- _DIRECTIONS_
Copy every line of the records below word for word, leaving out the pictures.

- _PROVIDED MATERIAL_
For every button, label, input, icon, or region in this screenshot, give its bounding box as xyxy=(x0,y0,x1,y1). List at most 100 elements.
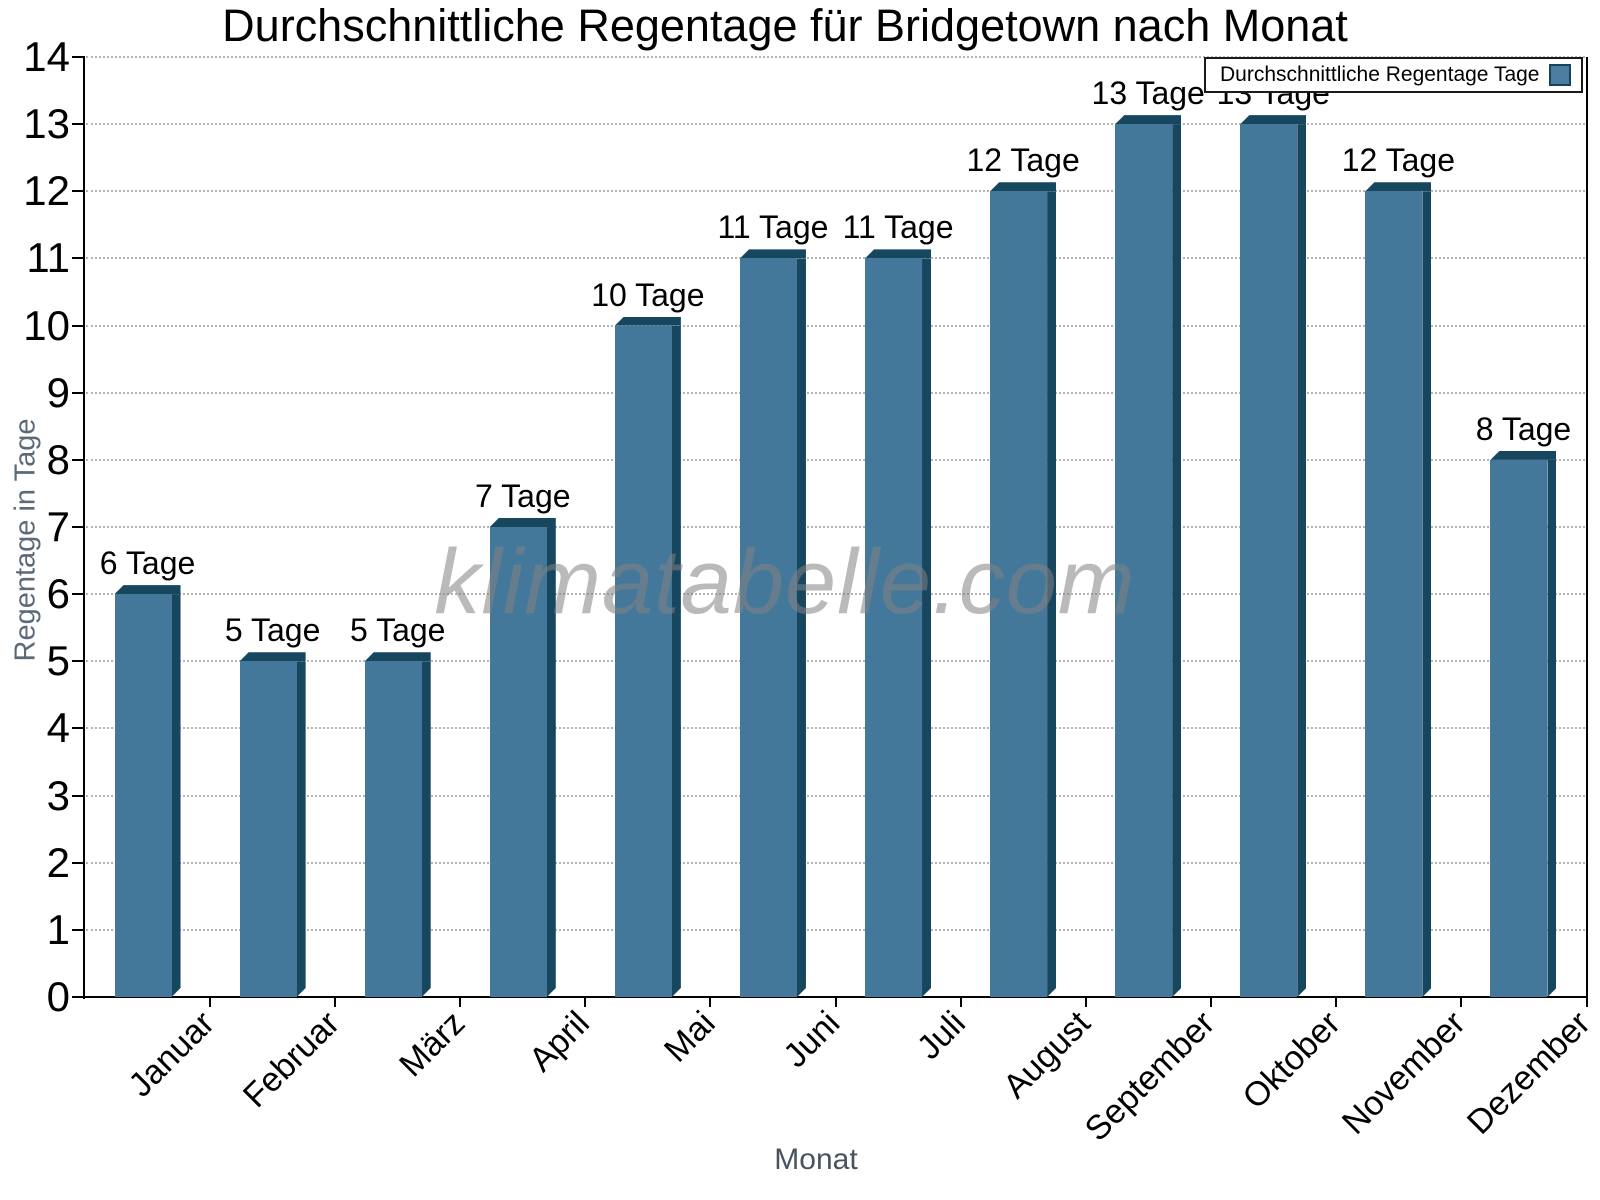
bar-side xyxy=(797,258,806,997)
x-tick-label: Dezember xyxy=(1460,1004,1598,1142)
y-tick-label: 10 xyxy=(23,301,70,349)
x-tick-mark xyxy=(209,997,212,1007)
y-tick-label: 1 xyxy=(46,905,70,953)
bar-top-bevel xyxy=(364,652,431,662)
bar-side xyxy=(1547,460,1556,997)
gridline xyxy=(86,123,1585,126)
bar-face xyxy=(739,258,797,997)
y-tick-mark xyxy=(72,56,85,58)
bar-side xyxy=(1047,191,1056,997)
y-tick-mark xyxy=(72,861,85,864)
legend: Durchschnittliche Regentage Tage xyxy=(1204,57,1583,93)
y-tick-label: 2 xyxy=(46,838,70,886)
y-tick-label: 9 xyxy=(46,368,70,416)
y-tick-mark xyxy=(72,190,85,193)
y-tick-label: 8 xyxy=(46,435,70,483)
gridline xyxy=(86,727,1585,730)
legend-marker-icon xyxy=(1549,64,1571,86)
x-tick-label: September xyxy=(1078,1004,1223,1149)
x-tick-mark xyxy=(1209,997,1212,1007)
bar-side xyxy=(422,661,431,997)
bar-value-label: 11 Tage xyxy=(842,209,954,246)
gridline xyxy=(86,324,1585,327)
bar-top-bevel xyxy=(865,249,932,259)
x-tick-mark xyxy=(459,997,462,1007)
y-tick-mark xyxy=(72,996,85,998)
bar-face xyxy=(614,325,672,997)
bar-value-label: 10 Tage xyxy=(591,276,705,313)
x-tick-mark xyxy=(584,997,587,1007)
y-tick-label: 6 xyxy=(46,570,70,618)
y-tick-label: 0 xyxy=(46,973,70,1020)
bar-value-label: 11 Tage xyxy=(717,209,829,246)
bar-top-bevel xyxy=(1115,115,1182,125)
x-tick-mark xyxy=(334,997,337,1007)
bar-side xyxy=(922,258,931,997)
bar-side xyxy=(1172,124,1181,997)
y-tick-label: 7 xyxy=(46,503,70,550)
bar-side xyxy=(1422,191,1431,997)
x-tick-label: Juni xyxy=(776,1004,848,1075)
gridline xyxy=(86,190,1585,193)
bar-face xyxy=(489,527,547,997)
bar-value-label: 5 Tage xyxy=(224,612,321,649)
y-tick-mark xyxy=(72,727,85,730)
bar-value-label: 12 Tage xyxy=(966,142,1080,179)
x-axis-line xyxy=(83,996,1588,998)
x-tick-label: August xyxy=(995,1004,1098,1106)
x-tick-mark xyxy=(709,997,712,1007)
bar-face xyxy=(1115,124,1173,997)
x-tick-label: Juli xyxy=(909,1004,973,1067)
x-axis-title: Monat xyxy=(774,1143,858,1176)
bar-top-bevel xyxy=(990,182,1057,192)
x-tick-label: November xyxy=(1335,1004,1473,1142)
x-tick-label: Mai xyxy=(656,1004,723,1070)
x-tick-label: Oktober xyxy=(1235,1004,1348,1117)
y-tick-label: 5 xyxy=(46,637,70,685)
gridline xyxy=(86,56,1585,58)
bar-side xyxy=(172,594,181,997)
y-tick-label: 11 xyxy=(26,234,70,282)
chart-title: Durchschnittliche Regentage für Bridgeto… xyxy=(222,0,1348,51)
y-tick-mark xyxy=(72,324,85,327)
bar-face xyxy=(865,258,923,997)
bar-face xyxy=(1365,191,1423,997)
gridline xyxy=(86,928,1585,931)
bar-top-bevel xyxy=(614,316,681,326)
gridline xyxy=(86,458,1585,461)
bar-face xyxy=(990,191,1048,997)
x-tick-label: Januar xyxy=(121,1004,222,1105)
x-tick-mark xyxy=(959,997,962,1007)
x-tick-label: März xyxy=(391,1004,473,1085)
y-tick-mark xyxy=(72,593,85,596)
bar-value-label: 8 Tage xyxy=(1475,410,1572,447)
gridline xyxy=(86,861,1585,864)
x-tick-mark xyxy=(834,997,837,1007)
bar-side xyxy=(672,326,681,997)
gridline xyxy=(86,526,1585,528)
x-tick-label: Februar xyxy=(235,1004,348,1116)
y-tick-mark xyxy=(72,794,85,797)
y-tick-label: 3 xyxy=(46,771,70,819)
bar-top-bevel xyxy=(1240,115,1307,125)
bar-side xyxy=(1297,124,1306,997)
gridline xyxy=(86,593,1585,596)
x-tick-label: April xyxy=(522,1004,598,1079)
bar-face xyxy=(1240,124,1298,997)
bar-value-label: 7 Tage xyxy=(475,478,571,514)
bar-face xyxy=(364,661,422,997)
bar-top-bevel xyxy=(1490,450,1557,460)
y-tick-label: 14 xyxy=(23,33,70,80)
x-tick-mark xyxy=(1334,997,1337,1007)
bar-value-label: 13 Tage xyxy=(1091,75,1205,112)
bar-face xyxy=(114,594,172,997)
y-axis-line xyxy=(83,57,85,999)
y-tick-mark xyxy=(72,123,85,126)
y-tick-mark xyxy=(72,458,85,461)
gridline xyxy=(86,660,1585,663)
y-tick-mark xyxy=(72,928,85,931)
bar-value-label: 5 Tage xyxy=(349,612,446,649)
bar-value-label: 6 Tage xyxy=(99,545,196,582)
gridline xyxy=(86,794,1585,797)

- _CORRECT OUTPUT_
For every button, label, input, icon, or region in this screenshot, give its bounding box as xyxy=(x0,y0,x1,y1). List at most 100 elements.
bar-side xyxy=(797,258,806,997)
x-tick-label: Dezember xyxy=(1460,1004,1598,1142)
y-tick-label: 10 xyxy=(23,301,70,349)
x-tick-mark xyxy=(209,997,212,1007)
y-tick-label: 1 xyxy=(46,905,70,953)
bar-top-bevel xyxy=(364,652,431,662)
bar-side xyxy=(1547,460,1556,997)
gridline xyxy=(86,123,1585,126)
bar-face xyxy=(739,258,797,997)
y-tick-mark xyxy=(72,56,85,58)
bar-side xyxy=(1047,191,1056,997)
y-tick-mark xyxy=(72,861,85,864)
legend: Durchschnittliche Regentage Tage xyxy=(1204,57,1583,93)
y-tick-label: 2 xyxy=(46,838,70,886)
y-tick-label: 9 xyxy=(46,368,70,416)
y-tick-mark xyxy=(72,190,85,193)
y-tick-label: 8 xyxy=(46,435,70,483)
gridline xyxy=(86,727,1585,730)
legend-marker-icon xyxy=(1549,64,1571,86)
x-tick-label: September xyxy=(1078,1004,1223,1149)
x-tick-mark xyxy=(1209,997,1212,1007)
bar-side xyxy=(422,661,431,997)
bar-value-label: 11 Tage xyxy=(842,209,954,246)
gridline xyxy=(86,324,1585,327)
bar-top-bevel xyxy=(865,249,932,259)
x-tick-mark xyxy=(459,997,462,1007)
y-tick-mark xyxy=(72,996,85,998)
bar-face xyxy=(614,325,672,997)
bar-value-label: 10 Tage xyxy=(591,276,705,313)
x-tick-mark xyxy=(584,997,587,1007)
y-tick-label: 6 xyxy=(46,570,70,618)
y-tick-label: 0 xyxy=(46,973,70,1020)
bar-value-label: 11 Tage xyxy=(717,209,829,246)
bar-top-bevel xyxy=(1115,115,1182,125)
x-tick-mark xyxy=(334,997,337,1007)
bar-side xyxy=(922,258,931,997)
bar-side xyxy=(1172,124,1181,997)
y-tick-label: 7 xyxy=(46,503,70,550)
bar-side xyxy=(1422,191,1431,997)
x-tick-label: Juni xyxy=(776,1004,848,1075)
gridline xyxy=(86,190,1585,193)
bar-face xyxy=(489,527,547,997)
bar-value-label: 5 Tage xyxy=(224,612,321,649)
y-tick-mark xyxy=(72,727,85,730)
bar-value-label: 12 Tage xyxy=(966,142,1080,179)
x-axis-line xyxy=(83,996,1588,998)
x-tick-label: August xyxy=(995,1004,1098,1106)
x-tick-mark xyxy=(709,997,712,1007)
bar-face xyxy=(1115,124,1173,997)
x-tick-label: Juli xyxy=(909,1004,973,1067)
x-axis-title: Monat xyxy=(774,1143,858,1176)
bar-top-bevel xyxy=(990,182,1057,192)
x-tick-label: November xyxy=(1335,1004,1473,1142)
x-tick-label: Mai xyxy=(656,1004,723,1070)
x-tick-label: Oktober xyxy=(1235,1004,1348,1117)
y-tick-label: 5 xyxy=(46,637,70,685)
gridline xyxy=(86,56,1585,58)
bar-side xyxy=(172,594,181,997)
y-tick-label: 11 xyxy=(26,234,70,282)
chart-title: Durchschnittliche Regentage für Bridgeto… xyxy=(222,0,1348,51)
y-tick-mark xyxy=(72,324,85,327)
bar-face xyxy=(865,258,923,997)
bar-face xyxy=(1365,191,1423,997)
gridline xyxy=(86,928,1585,931)
bar-top-bevel xyxy=(614,316,681,326)
gridline xyxy=(86,458,1585,461)
bar-face xyxy=(990,191,1048,997)
x-tick-label: Januar xyxy=(121,1004,222,1105)
x-tick-mark xyxy=(959,997,962,1007)
x-tick-label: März xyxy=(391,1004,473,1085)
y-tick-mark xyxy=(72,593,85,596)
bar-value-label: 8 Tage xyxy=(1475,410,1572,447)
gridline xyxy=(86,861,1585,864)
x-tick-mark xyxy=(834,997,837,1007)
bar-side xyxy=(672,326,681,997)
gridline xyxy=(86,526,1585,528)
x-tick-label: Februar xyxy=(235,1004,348,1116)
y-tick-mark xyxy=(72,794,85,797)
y-tick-label: 3 xyxy=(46,771,70,819)
bar-top-bevel xyxy=(1240,115,1307,125)
bar-side xyxy=(1297,124,1306,997)
gridline xyxy=(86,593,1585,596)
x-tick-label: April xyxy=(522,1004,598,1079)
bar-face xyxy=(1240,124,1298,997)
bar-value-label: 7 Tage xyxy=(475,478,571,514)
bar-face xyxy=(364,661,422,997)
bar-top-bevel xyxy=(1490,450,1557,460)
y-tick-label: 14 xyxy=(23,33,70,80)
x-tick-mark xyxy=(1334,997,1337,1007)
bar-value-label: 13 Tage xyxy=(1091,75,1205,112)
bar-face xyxy=(114,594,172,997)
y-axis-line xyxy=(83,57,85,999)
y-tick-mark xyxy=(72,123,85,126)
y-tick-mark xyxy=(72,458,85,461)
gridline xyxy=(86,660,1585,663)
y-tick-mark xyxy=(72,928,85,931)
bar-value-label: 5 Tage xyxy=(349,612,446,649)
bar-value-label: 6 Tage xyxy=(99,545,196,582)
gridline xyxy=(86,794,1585,797)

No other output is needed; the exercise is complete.